* BEGIN THE DATA *
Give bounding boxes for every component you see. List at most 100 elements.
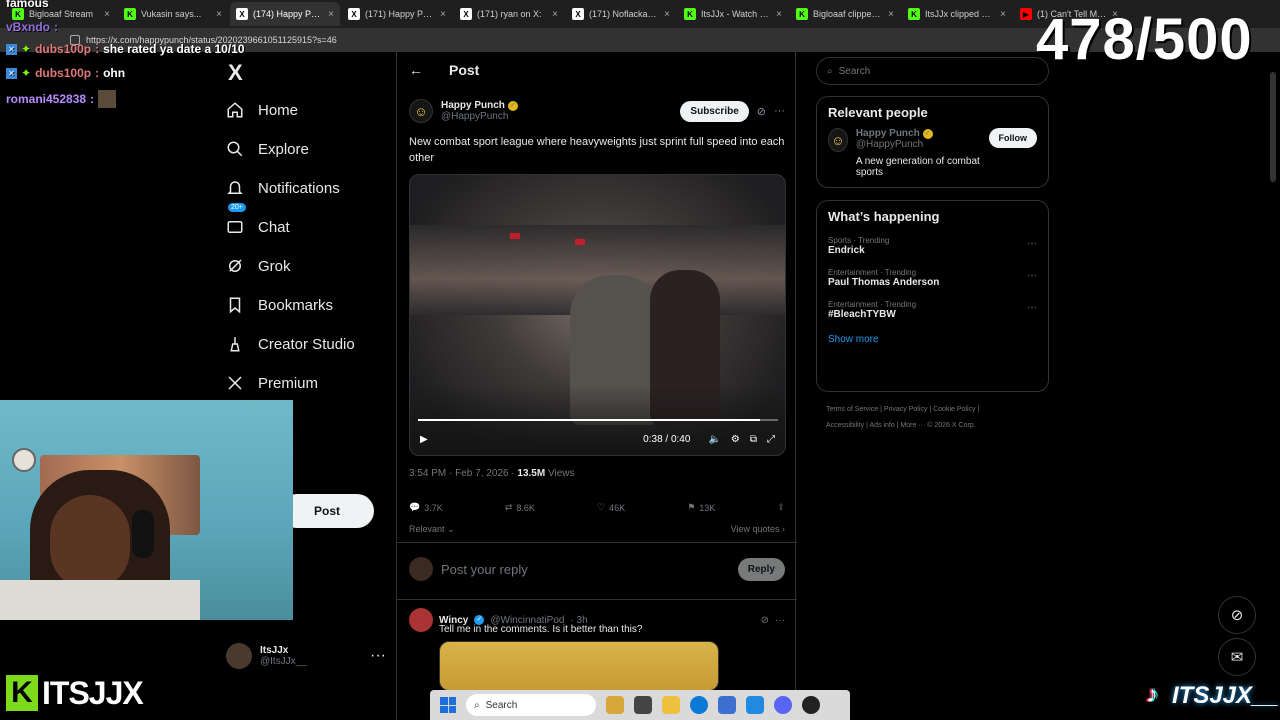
more-icon[interactable]: ··· [370,647,386,665]
discord-icon[interactable] [774,696,792,714]
subscribe-button[interactable]: Subscribe [680,100,749,122]
nav-chat[interactable]: 20+ Chat [226,203,290,245]
account-switcher[interactable]: ItsJJx @ItsJJx__ ··· [226,638,386,674]
fullscreen-icon[interactable]: ⤢ [767,434,775,445]
video-progress-bar[interactable] [418,419,778,421]
pip-icon[interactable]: ⧉ [750,434,757,445]
relevant-person[interactable]: ☺ Happy Punch ✓ @HappyPunch A new generat… [817,128,1048,178]
browser-tab[interactable]: X (171) Noflackaaa on × [566,2,676,26]
taskbar-app-icon[interactable] [634,696,652,714]
follow-button[interactable]: Follow [988,128,1037,148]
footer-line[interactable]: Accessibility | Ads info | More ··· © 20… [826,418,1046,434]
edge-icon[interactable] [690,696,708,714]
chat-message: ✕ ✦ dubs100p: she rated ya date a 10/10 [6,42,245,56]
post-button[interactable]: Post [280,494,374,528]
nav-grok[interactable]: Grok [226,248,291,284]
messages-floating-button[interactable]: ✉ [1218,638,1256,676]
taskbar-app-icon[interactable] [718,696,736,714]
share-action[interactable]: ⇪ [777,502,785,513]
store-icon[interactable] [746,696,764,714]
divider [397,542,797,543]
nav-bookmarks[interactable]: Bookmarks [226,287,333,323]
more-icon[interactable]: ··· [1027,270,1037,281]
avatar[interactable] [409,608,433,632]
view-quotes-link[interactable]: View quotes › [731,524,785,535]
author-avatar[interactable]: ☺ [828,128,848,152]
author-handle[interactable]: @HappyPunch [441,111,518,122]
close-icon[interactable]: × [440,9,446,20]
search-icon: ⌕ [827,65,833,77]
nav-notifications[interactable]: Notifications [226,170,340,206]
close-icon[interactable]: × [664,9,670,20]
settings-icon[interactable]: ⚙ [731,434,740,445]
nav-explore[interactable]: Explore [226,131,309,167]
nav-creator-studio[interactable]: Creator Studio [226,326,355,362]
back-arrow-icon[interactable]: ← [409,62,423,78]
chat-message: vBxndo: [6,20,62,34]
scrollbar[interactable] [1270,72,1276,182]
more-icon[interactable]: ··· [774,105,785,117]
reply-item[interactable]: Wincy ✓ @WincinnatiPod · 3h ⊘ ··· Tell m… [409,608,785,691]
post-actions: 💬 3.7K ⇄ 8.6K ♡ 46K ⚑ 13K ⇪ [409,502,785,513]
bookmark-action[interactable]: ⚑ 13K [687,502,715,513]
browser-tab[interactable]: K Vukasin says... × [118,2,228,26]
nav-home[interactable]: Home [226,92,298,128]
play-icon[interactable]: ▶ [420,434,428,445]
trend-topic: Paul Thomas Anderson [828,277,940,288]
windows-start-icon[interactable] [440,697,456,713]
trend-topic: #BleachTYBW [828,309,896,320]
more-icon[interactable]: ··· [775,615,785,626]
channel-name-right: ITSJJX__ [1172,682,1279,709]
x-logo-icon[interactable]: X [228,60,243,86]
sort-dropdown[interactable]: Relevant ⌄ [409,524,455,535]
close-icon[interactable]: × [888,9,894,20]
more-icon[interactable]: ··· [1027,238,1037,249]
relevant-name[interactable]: Happy Punch [856,128,920,139]
taskbar-app-icon[interactable] [606,696,624,714]
browser-tab[interactable]: K Bigloaaf clipped by I × [790,2,900,26]
nav-explore-label: Explore [258,140,309,158]
browser-tab[interactable]: K ItsJJx - Watch clips o × [678,2,788,26]
avatar [409,557,433,581]
close-icon[interactable]: × [216,9,222,20]
reply-media-thumbnail[interactable] [439,641,719,691]
obs-icon[interactable] [802,696,820,714]
show-more-link[interactable]: Show more [817,328,1048,355]
author-name[interactable]: Happy Punch [441,100,505,111]
taskbar-search[interactable]: ⌕ Search [466,694,596,716]
like-action[interactable]: ♡ 46K [597,502,625,513]
grok-icon[interactable]: ⊘ [761,615,769,626]
browser-tab[interactable]: X (171) Happy Punch o × [342,2,452,26]
grok-icon[interactable]: ⊘ [757,105,766,118]
browser-tab[interactable]: X (174) Happy Punch o × [230,2,340,26]
video-player[interactable]: ▶ 0:38 / 0:40 🔈 ⚙ ⧉ ⤢ [409,174,786,456]
reply-input[interactable]: Post your reply [441,562,528,577]
close-icon[interactable]: × [104,9,110,20]
close-icon[interactable]: × [1000,9,1006,20]
author-avatar[interactable]: ☺ [409,99,433,123]
post-text: New combat sport league where heavyweigh… [409,136,785,164]
close-icon[interactable]: × [328,9,334,20]
post-timestamp[interactable]: 3:54 PM · Feb 7, 2026 · [409,468,515,479]
browser-tab[interactable]: X (171) ryan on X: × [454,2,564,26]
tab-favicon-icon: K [908,8,920,20]
nav-chat-label: Chat [258,218,290,236]
post-author-row: ☺ Happy Punch ✓ @HappyPunch Subscribe ⊘ ·… [409,96,785,126]
nav-premium[interactable]: Premium [226,365,318,401]
trend-item[interactable]: Entertainment · Trending #BleachTYBW ··· [817,296,1048,328]
close-icon[interactable]: × [776,9,782,20]
reply-action[interactable]: 💬 3.7K [409,502,443,513]
footer-line[interactable]: Terms of Service | Privacy Policy | Cook… [826,402,1046,418]
reply-button[interactable]: Reply [737,557,785,581]
close-icon[interactable]: × [552,9,558,20]
volume-icon[interactable]: 🔈 [708,434,720,445]
browser-tab[interactable]: K ItsJJx clipped by Sea × [902,2,1012,26]
repost-action[interactable]: ⇄ 8.6K [505,502,535,513]
tiktok-icon: ♪ [1146,681,1158,708]
trend-item[interactable]: Sports · Trending Endrick ··· [817,232,1048,264]
search-input[interactable]: ⌕ Search [816,57,1049,85]
more-icon[interactable]: ··· [1027,302,1037,313]
trend-item[interactable]: Entertainment · Trending Paul Thomas And… [817,264,1048,296]
grok-floating-button[interactable]: ⊘ [1218,596,1256,634]
folder-icon[interactable] [662,696,680,714]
* END THE DATA *
**REQUIRED WORK**
Rewrite every row above, replacing "bounding boxes" with "box coordinates" and keeping everything else unchanged. Leave the pictures out of your answer.

**OUTPUT BELOW**
Give box coordinates for every component you see. List at most 100 elements.
more-icon[interactable]: ··· [370,647,386,665]
discord-icon[interactable] [774,696,792,714]
subscribe-button[interactable]: Subscribe [680,100,749,122]
nav-chat[interactable]: 20+ Chat [226,203,290,245]
account-switcher[interactable]: ItsJJx @ItsJJx__ ··· [226,638,386,674]
fullscreen-icon[interactable]: ⤢ [767,434,775,445]
video-progress-bar[interactable] [418,419,778,421]
pip-icon[interactable]: ⧉ [750,434,757,445]
relevant-person[interactable]: ☺ Happy Punch ✓ @HappyPunch A new generat… [817,128,1048,178]
browser-tab[interactable]: X (171) Noflackaaa on × [566,2,676,26]
taskbar-app-icon[interactable] [634,696,652,714]
follow-button[interactable]: Follow [988,128,1037,148]
footer-line[interactable]: Accessibility | Ads info | More ··· © 20… [826,418,1046,434]
edge-icon[interactable] [690,696,708,714]
chat-message: ✕ ✦ dubs100p: she rated ya date a 10/10 [6,42,245,56]
post-button[interactable]: Post [280,494,374,528]
nav-grok[interactable]: Grok [226,248,291,284]
messages-floating-button[interactable]: ✉ [1218,638,1256,676]
taskbar-app-icon[interactable] [718,696,736,714]
share-action[interactable]: ⇪ [777,502,785,513]
store-icon[interactable] [746,696,764,714]
divider [397,542,797,543]
nav-bookmarks[interactable]: Bookmarks [226,287,333,323]
more-icon[interactable]: ··· [1027,270,1037,281]
avatar[interactable] [409,608,433,632]
view-quotes-link[interactable]: View quotes › [731,524,785,535]
author-avatar[interactable]: ☺ [828,128,848,152]
author-handle[interactable]: @HappyPunch [441,111,518,122]
close-icon[interactable]: × [440,9,446,20]
search-icon: ⌕ [827,65,833,77]
nav-notifications[interactable]: Notifications [226,170,340,206]
close-icon[interactable]: × [664,9,670,20]
settings-icon[interactable]: ⚙ [731,434,740,445]
nav-explore[interactable]: Explore [226,131,309,167]
nav-creator-studio[interactable]: Creator Studio [226,326,355,362]
back-arrow-icon[interactable]: ← [409,62,423,78]
chat-message: vBxndo: [6,20,62,34]
scrollbar[interactable] [1270,72,1276,182]
more-icon[interactable]: ··· [774,105,785,117]
reply-item[interactable]: Wincy ✓ @WincinnatiPod · 3h ⊘ ··· Tell m… [409,608,785,691]
post-actions: 💬 3.7K ⇄ 8.6K ♡ 46K ⚑ 13K ⇪ [409,502,785,513]
bookmark-action[interactable]: ⚑ 13K [687,502,715,513]
browser-tab[interactable]: K Vukasin says... × [118,2,228,26]
nav-home[interactable]: Home [226,92,298,128]
play-icon[interactable]: ▶ [420,434,428,445]
trend-topic: Paul Thomas Anderson [828,277,940,288]
windows-start-icon[interactable] [440,697,456,713]
trend-topic: #BleachTYBW [828,309,896,320]
more-icon[interactable]: ··· [775,615,785,626]
channel-name-right: ITSJJX__ [1172,682,1279,709]
x-logo-icon[interactable]: X [228,60,243,86]
sort-dropdown[interactable]: Relevant ⌄ [409,524,455,535]
close-icon[interactable]: × [888,9,894,20]
more-icon[interactable]: ··· [1027,238,1037,249]
relevant-name[interactable]: Happy Punch [856,128,920,139]
taskbar-app-icon[interactable] [606,696,624,714]
browser-tab[interactable]: K Bigloaaf clipped by I × [790,2,900,26]
nav-explore-label: Explore [258,140,309,158]
browser-tab[interactable]: K ItsJJx - Watch clips o × [678,2,788,26]
avatar [409,557,433,581]
close-icon[interactable]: × [216,9,222,20]
reply-media-thumbnail[interactable] [439,641,719,691]
obs-icon[interactable] [802,696,820,714]
show-more-link[interactable]: Show more [817,328,1048,355]
author-name[interactable]: Happy Punch [441,100,505,111]
taskbar-search[interactable]: ⌕ Search [466,694,596,716]
like-action[interactable]: ♡ 46K [597,502,625,513]
grok-icon[interactable]: ⊘ [761,615,769,626]
browser-tab[interactable]: X (171) Happy Punch o × [342,2,452,26]
grok-icon[interactable]: ⊘ [757,105,766,118]
browser-tab[interactable]: X (174) Happy Punch o × [230,2,340,26]
video-player[interactable]: ▶ 0:38 / 0:40 🔈 ⚙ ⧉ ⤢ [409,174,786,456]
reply-input[interactable]: Post your reply [441,562,528,577]
close-icon[interactable]: × [104,9,110,20]
close-icon[interactable]: × [1000,9,1006,20]
author-avatar[interactable]: ☺ [409,99,433,123]
post-text: New combat sport league where heavyweigh… [409,136,785,164]
close-icon[interactable]: × [328,9,334,20]
post-timestamp[interactable]: 3:54 PM · Feb 7, 2026 · [409,468,515,479]
browser-tab[interactable]: X (171) ryan on X: × [454,2,564,26]
tab-favicon-icon: K [908,8,920,20]
nav-chat-label: Chat [258,218,290,236]
post-author-row: ☺ Happy Punch ✓ @HappyPunch Subscribe ⊘ ·… [409,96,785,126]
nav-premium[interactable]: Premium [226,365,318,401]
trend-item[interactable]: Entertainment · Trending #BleachTYBW ··· [817,296,1048,328]
close-icon[interactable]: × [776,9,782,20]
reply-action[interactable]: 💬 3.7K [409,502,443,513]
footer-line[interactable]: Terms of Service | Privacy Policy | Cook… [826,402,1046,418]
reply-button[interactable]: Reply [737,557,785,581]
close-icon[interactable]: × [552,9,558,20]
volume-icon[interactable]: 🔈 [708,434,720,445]
browser-tab[interactable]: K ItsJJx clipped by Sea × [902,2,1012,26]
repost-action[interactable]: ⇄ 8.6K [505,502,535,513]
tiktok-icon: ♪ [1146,681,1158,708]
trend-item[interactable]: Sports · Trending Endrick ··· [817,232,1048,264]
search-input[interactable]: ⌕ Search [816,57,1049,85]
more-icon[interactable]: ··· [1027,302,1037,313]
trend-item[interactable]: Entertainment · Trending Paul Thomas And… [817,264,1048,296]
grok-floating-button[interactable]: ⊘ [1218,596,1256,634]
folder-icon[interactable] [662,696,680,714]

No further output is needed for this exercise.